▸ **Task input**:
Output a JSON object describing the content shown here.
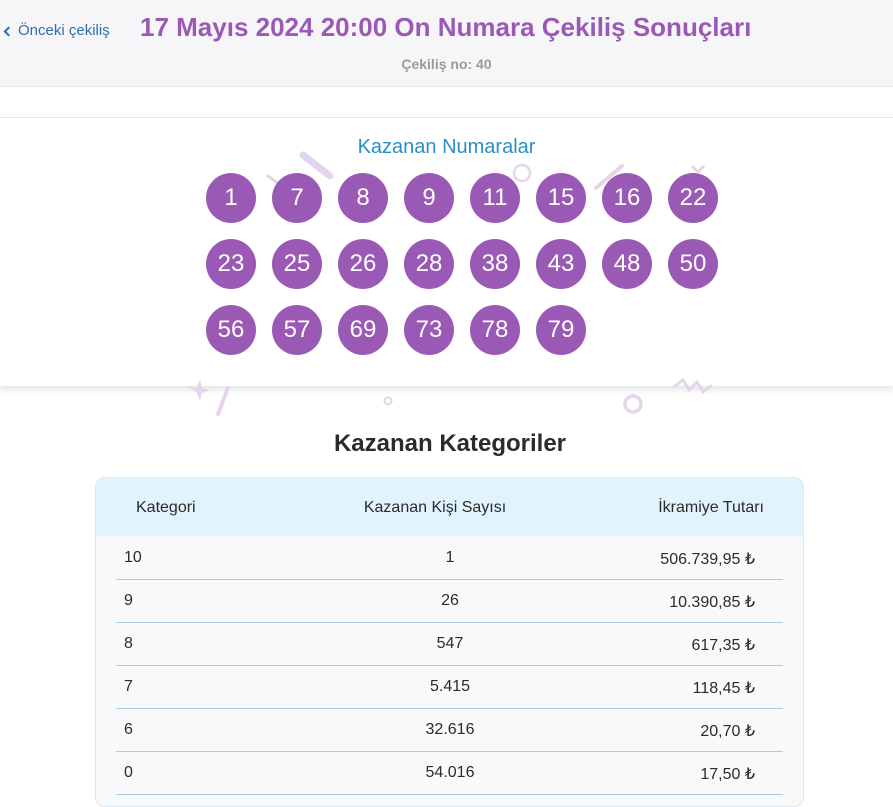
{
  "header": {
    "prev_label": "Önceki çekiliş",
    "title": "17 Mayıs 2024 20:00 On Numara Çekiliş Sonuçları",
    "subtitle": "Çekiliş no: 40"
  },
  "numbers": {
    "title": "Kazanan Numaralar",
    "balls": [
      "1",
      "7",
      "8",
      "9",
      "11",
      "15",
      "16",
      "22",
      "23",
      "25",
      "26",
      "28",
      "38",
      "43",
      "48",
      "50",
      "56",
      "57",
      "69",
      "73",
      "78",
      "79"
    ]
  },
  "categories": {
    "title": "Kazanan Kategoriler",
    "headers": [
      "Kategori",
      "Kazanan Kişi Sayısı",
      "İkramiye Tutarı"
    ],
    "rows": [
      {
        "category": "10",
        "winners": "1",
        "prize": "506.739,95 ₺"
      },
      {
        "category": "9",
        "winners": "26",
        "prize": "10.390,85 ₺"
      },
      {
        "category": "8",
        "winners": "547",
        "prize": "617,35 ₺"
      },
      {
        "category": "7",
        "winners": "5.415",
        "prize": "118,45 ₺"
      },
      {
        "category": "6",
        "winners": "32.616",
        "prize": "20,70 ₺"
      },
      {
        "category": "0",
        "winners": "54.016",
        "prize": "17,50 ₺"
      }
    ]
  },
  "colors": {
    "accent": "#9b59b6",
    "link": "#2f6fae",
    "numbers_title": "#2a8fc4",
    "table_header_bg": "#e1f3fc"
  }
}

==

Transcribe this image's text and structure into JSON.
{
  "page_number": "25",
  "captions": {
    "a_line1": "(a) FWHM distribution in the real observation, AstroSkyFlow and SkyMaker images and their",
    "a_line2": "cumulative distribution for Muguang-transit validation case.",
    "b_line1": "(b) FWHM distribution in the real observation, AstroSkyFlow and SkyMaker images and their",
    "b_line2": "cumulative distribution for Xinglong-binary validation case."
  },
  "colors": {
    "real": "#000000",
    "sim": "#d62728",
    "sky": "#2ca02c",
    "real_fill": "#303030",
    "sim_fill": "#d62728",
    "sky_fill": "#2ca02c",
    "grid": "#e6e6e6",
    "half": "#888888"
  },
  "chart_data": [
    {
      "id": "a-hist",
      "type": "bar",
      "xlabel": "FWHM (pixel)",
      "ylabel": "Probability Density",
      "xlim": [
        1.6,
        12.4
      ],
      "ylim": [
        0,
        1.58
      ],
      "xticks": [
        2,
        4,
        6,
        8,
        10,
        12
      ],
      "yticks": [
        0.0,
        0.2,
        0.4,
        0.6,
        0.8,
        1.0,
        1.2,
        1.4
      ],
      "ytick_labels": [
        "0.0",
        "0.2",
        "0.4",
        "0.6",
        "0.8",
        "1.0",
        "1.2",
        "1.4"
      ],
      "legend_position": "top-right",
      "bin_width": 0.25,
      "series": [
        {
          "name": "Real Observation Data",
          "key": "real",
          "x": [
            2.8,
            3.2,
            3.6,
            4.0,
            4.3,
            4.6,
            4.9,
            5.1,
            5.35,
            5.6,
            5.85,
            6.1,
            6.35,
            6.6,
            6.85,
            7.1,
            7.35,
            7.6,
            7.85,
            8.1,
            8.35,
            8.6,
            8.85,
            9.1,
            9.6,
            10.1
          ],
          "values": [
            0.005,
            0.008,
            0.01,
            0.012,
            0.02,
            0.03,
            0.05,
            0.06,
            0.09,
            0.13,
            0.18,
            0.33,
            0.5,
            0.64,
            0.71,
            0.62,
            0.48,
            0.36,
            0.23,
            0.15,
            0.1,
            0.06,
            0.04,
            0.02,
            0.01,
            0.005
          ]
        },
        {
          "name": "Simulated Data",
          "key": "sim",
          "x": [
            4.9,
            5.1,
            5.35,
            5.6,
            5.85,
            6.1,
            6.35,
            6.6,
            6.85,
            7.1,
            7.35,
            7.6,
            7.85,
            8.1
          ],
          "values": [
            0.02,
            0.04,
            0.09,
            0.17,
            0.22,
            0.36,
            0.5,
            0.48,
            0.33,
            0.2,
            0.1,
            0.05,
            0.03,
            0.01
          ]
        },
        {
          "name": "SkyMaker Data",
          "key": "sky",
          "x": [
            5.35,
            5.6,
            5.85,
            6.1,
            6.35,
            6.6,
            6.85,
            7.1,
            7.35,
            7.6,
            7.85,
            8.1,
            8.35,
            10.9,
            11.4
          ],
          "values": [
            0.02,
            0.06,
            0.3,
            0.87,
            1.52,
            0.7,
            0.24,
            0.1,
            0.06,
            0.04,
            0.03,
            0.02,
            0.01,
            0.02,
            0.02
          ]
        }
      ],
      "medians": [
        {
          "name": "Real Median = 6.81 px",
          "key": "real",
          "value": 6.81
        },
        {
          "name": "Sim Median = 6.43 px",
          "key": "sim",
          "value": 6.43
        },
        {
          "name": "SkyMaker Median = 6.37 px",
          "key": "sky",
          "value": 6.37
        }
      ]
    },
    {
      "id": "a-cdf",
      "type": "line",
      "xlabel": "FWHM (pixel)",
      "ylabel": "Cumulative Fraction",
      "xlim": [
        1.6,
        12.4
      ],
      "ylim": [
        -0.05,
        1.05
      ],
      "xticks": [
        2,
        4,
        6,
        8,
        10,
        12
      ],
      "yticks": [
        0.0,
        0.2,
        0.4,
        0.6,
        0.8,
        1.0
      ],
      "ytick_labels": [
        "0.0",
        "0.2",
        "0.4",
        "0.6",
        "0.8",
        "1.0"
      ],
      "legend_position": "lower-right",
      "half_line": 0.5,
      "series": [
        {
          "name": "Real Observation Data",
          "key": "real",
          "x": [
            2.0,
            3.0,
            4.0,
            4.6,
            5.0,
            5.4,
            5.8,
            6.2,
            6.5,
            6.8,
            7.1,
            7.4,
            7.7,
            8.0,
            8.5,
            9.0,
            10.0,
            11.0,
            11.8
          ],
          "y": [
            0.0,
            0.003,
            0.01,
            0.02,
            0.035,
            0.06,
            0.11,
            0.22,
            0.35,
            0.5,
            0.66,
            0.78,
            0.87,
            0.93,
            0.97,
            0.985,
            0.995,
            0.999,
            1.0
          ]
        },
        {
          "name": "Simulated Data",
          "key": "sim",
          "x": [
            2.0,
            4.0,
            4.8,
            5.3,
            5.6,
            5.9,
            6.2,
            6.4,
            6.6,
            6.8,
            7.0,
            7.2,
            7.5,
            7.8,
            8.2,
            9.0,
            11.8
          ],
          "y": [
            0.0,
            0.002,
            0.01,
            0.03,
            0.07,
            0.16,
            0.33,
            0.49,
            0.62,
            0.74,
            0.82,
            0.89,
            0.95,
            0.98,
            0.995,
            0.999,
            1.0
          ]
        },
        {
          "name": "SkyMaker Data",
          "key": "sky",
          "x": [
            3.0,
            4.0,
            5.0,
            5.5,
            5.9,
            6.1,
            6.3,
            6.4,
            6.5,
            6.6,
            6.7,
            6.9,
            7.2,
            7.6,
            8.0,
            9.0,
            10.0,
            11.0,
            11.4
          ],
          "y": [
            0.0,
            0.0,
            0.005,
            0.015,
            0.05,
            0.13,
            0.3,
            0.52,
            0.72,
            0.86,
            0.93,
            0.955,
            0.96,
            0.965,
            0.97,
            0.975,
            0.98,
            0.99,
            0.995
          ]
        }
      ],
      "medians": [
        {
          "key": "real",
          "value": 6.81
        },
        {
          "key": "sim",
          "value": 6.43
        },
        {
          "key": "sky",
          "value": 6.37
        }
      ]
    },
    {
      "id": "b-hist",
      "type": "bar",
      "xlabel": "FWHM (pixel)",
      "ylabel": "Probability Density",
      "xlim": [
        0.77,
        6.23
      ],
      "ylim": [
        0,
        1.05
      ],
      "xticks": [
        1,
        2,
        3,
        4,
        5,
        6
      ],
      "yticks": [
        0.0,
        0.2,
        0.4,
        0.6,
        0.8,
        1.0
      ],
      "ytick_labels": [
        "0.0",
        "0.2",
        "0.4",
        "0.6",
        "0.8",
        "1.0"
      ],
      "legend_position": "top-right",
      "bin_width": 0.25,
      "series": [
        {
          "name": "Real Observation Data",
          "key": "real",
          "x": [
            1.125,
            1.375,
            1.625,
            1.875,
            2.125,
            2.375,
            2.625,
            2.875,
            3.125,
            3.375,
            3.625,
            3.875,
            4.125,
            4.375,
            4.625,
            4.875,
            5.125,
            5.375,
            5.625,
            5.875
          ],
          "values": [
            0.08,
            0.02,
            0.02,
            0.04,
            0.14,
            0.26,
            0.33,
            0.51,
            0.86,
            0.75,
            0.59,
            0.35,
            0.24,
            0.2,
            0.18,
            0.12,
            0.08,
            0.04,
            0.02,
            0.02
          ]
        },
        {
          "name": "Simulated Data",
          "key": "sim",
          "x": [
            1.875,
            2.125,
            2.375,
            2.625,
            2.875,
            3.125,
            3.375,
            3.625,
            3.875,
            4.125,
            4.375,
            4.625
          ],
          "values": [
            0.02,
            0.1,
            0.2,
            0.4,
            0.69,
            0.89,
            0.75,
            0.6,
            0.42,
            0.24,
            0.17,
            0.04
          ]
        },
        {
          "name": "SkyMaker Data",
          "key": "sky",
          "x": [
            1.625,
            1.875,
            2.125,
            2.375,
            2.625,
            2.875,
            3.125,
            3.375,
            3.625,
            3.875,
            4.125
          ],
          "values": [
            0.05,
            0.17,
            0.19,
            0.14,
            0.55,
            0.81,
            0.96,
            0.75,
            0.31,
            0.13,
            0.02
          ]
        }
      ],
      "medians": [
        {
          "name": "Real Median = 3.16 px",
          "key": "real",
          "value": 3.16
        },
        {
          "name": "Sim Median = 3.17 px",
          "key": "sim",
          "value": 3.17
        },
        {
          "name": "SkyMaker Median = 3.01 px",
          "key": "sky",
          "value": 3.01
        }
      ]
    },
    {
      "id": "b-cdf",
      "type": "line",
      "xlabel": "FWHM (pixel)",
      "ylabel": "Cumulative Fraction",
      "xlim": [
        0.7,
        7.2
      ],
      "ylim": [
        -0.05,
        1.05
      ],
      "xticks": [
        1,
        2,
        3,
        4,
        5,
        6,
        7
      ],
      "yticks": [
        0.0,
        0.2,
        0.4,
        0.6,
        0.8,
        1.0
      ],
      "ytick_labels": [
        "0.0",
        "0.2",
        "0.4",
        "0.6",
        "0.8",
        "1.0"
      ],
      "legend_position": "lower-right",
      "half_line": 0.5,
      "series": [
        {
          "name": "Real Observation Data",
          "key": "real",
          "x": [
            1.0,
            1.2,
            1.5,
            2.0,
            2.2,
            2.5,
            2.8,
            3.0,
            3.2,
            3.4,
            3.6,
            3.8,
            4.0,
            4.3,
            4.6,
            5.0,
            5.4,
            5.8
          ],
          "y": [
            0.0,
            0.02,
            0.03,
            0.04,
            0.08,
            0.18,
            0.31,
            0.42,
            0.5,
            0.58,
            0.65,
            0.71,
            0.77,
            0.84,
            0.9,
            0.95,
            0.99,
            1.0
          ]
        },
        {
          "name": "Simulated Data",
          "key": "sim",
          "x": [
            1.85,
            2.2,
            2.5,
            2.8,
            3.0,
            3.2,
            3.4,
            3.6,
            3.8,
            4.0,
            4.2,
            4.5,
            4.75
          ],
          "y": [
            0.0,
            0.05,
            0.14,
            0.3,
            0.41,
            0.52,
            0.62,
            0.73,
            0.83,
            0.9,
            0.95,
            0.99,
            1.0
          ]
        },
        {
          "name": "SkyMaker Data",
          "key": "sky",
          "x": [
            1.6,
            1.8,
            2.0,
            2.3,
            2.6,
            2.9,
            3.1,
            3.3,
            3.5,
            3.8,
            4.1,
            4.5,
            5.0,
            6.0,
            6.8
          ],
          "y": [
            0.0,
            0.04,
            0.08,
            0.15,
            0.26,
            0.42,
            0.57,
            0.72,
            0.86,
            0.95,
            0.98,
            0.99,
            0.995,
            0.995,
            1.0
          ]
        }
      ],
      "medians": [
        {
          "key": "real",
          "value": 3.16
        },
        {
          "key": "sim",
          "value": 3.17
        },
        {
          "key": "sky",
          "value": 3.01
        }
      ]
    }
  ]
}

▸ **Task description**:
Where a line above holds the string "validation", show that line.

▸ **Finished task**:
    "a_line2": "cumulative distribution for Muguang-transit validation case.",
    "b_line2": "cumulative distribution for Xinglong-binary validation case."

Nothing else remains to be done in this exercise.